**Extracted information**
━━━━

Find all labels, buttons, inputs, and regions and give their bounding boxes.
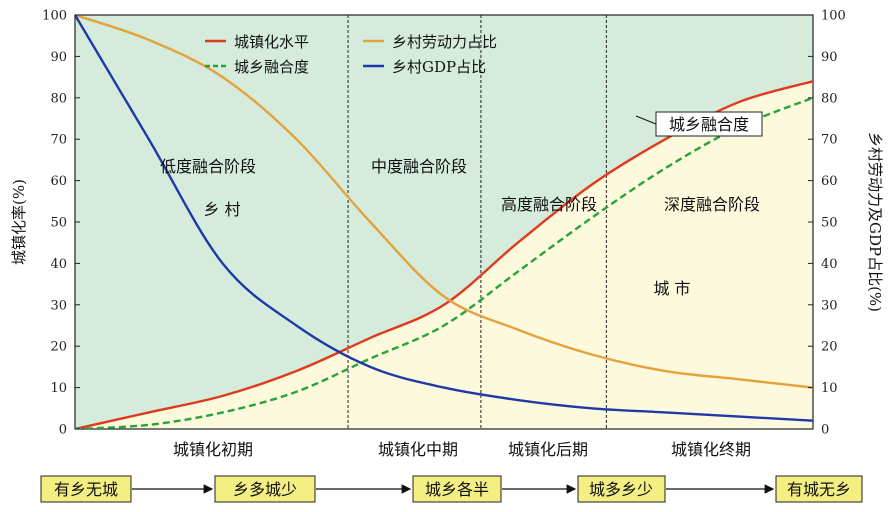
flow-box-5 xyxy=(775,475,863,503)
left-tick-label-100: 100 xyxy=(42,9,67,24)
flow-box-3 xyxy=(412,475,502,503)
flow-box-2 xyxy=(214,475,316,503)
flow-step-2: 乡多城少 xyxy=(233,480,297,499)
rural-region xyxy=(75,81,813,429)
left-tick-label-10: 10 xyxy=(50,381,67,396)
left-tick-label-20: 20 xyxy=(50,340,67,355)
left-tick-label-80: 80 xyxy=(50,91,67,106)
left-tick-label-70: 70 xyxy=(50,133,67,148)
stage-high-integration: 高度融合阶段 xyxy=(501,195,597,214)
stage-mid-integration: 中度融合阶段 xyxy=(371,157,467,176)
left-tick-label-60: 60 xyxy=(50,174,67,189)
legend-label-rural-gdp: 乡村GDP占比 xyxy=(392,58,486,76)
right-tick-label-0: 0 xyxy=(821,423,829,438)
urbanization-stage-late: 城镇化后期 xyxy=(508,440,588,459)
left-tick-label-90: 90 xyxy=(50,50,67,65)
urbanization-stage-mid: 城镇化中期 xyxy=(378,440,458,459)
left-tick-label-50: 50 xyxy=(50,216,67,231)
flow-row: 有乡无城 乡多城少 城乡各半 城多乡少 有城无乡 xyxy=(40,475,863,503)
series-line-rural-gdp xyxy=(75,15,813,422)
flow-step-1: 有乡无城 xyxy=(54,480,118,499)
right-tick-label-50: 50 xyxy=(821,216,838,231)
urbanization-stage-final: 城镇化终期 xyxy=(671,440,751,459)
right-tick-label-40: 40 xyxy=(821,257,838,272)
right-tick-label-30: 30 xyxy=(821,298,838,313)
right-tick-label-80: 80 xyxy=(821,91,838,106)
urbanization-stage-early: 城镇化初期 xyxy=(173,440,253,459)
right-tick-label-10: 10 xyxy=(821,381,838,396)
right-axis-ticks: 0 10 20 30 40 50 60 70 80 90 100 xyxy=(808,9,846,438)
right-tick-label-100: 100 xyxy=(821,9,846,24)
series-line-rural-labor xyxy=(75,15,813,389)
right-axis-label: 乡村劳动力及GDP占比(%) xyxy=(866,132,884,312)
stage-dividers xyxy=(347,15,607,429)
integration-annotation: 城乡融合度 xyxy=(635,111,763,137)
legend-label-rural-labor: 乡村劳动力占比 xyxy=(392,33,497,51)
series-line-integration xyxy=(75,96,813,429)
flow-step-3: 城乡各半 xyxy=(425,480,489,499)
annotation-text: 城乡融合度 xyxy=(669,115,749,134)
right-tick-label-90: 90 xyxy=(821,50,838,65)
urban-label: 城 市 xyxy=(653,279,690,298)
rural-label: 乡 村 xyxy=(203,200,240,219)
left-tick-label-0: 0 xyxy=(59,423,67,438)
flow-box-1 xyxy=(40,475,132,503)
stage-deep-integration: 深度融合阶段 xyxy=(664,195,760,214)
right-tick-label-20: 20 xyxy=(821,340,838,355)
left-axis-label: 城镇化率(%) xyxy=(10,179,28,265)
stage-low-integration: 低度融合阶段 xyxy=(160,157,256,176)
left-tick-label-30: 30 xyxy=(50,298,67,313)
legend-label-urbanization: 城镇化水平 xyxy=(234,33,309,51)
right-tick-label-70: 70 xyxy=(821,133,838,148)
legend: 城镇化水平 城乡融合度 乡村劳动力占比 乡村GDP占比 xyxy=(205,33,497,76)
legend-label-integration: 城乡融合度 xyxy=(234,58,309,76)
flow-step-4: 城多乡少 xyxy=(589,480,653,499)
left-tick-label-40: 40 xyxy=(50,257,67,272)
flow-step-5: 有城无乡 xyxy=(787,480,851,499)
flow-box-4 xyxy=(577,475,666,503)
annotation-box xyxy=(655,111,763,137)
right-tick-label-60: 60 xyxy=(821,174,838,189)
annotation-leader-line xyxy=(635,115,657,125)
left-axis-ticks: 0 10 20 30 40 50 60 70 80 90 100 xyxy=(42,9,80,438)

━━━━

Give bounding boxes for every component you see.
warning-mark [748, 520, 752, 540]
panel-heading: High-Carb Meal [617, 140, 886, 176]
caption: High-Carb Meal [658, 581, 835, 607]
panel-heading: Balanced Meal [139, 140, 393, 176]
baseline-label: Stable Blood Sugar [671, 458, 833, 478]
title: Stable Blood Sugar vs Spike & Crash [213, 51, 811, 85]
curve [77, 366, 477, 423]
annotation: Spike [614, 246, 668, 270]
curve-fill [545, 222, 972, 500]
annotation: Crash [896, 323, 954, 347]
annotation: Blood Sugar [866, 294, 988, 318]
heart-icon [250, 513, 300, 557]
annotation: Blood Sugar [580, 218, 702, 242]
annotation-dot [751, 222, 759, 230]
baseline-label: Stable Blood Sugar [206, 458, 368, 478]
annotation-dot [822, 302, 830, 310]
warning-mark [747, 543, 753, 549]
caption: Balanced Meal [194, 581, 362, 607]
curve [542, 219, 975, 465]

━━━━

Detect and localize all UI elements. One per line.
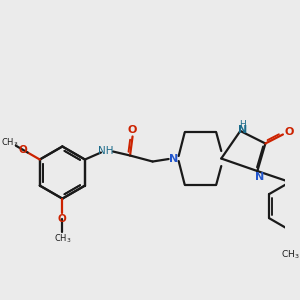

━━━━

**What you have to do**
Reproduce the entries beginning at the line that has "Give bounding boxes" and ending after the line that has "curve [542, 219, 975, 465]", substituting "Glucose" for "Blood Sugar" and leaving everything else unchanged.

**Answer to the exercise**
Give bounding boxes for every component you see.
warning-mark [748, 520, 752, 540]
panel-heading: High-Carb Meal [617, 140, 886, 176]
caption: High-Carb Meal [658, 581, 835, 607]
panel-heading: Balanced Meal [139, 140, 393, 176]
baseline-label: Stable Glucose [671, 458, 833, 478]
title: Stable Glucose vs Spike & Crash [213, 51, 811, 85]
curve [77, 366, 477, 423]
annotation: Spike [614, 246, 668, 270]
curve-fill [545, 222, 972, 500]
annotation: Crash [896, 323, 954, 347]
annotation: Glucose [866, 294, 988, 318]
heart-icon [250, 513, 300, 557]
annotation: Glucose [580, 218, 702, 242]
annotation-dot [751, 222, 759, 230]
baseline-label: Stable Glucose [206, 458, 368, 478]
annotation-dot [822, 302, 830, 310]
warning-mark [747, 543, 753, 549]
caption: Balanced Meal [194, 581, 362, 607]
curve [542, 219, 975, 465]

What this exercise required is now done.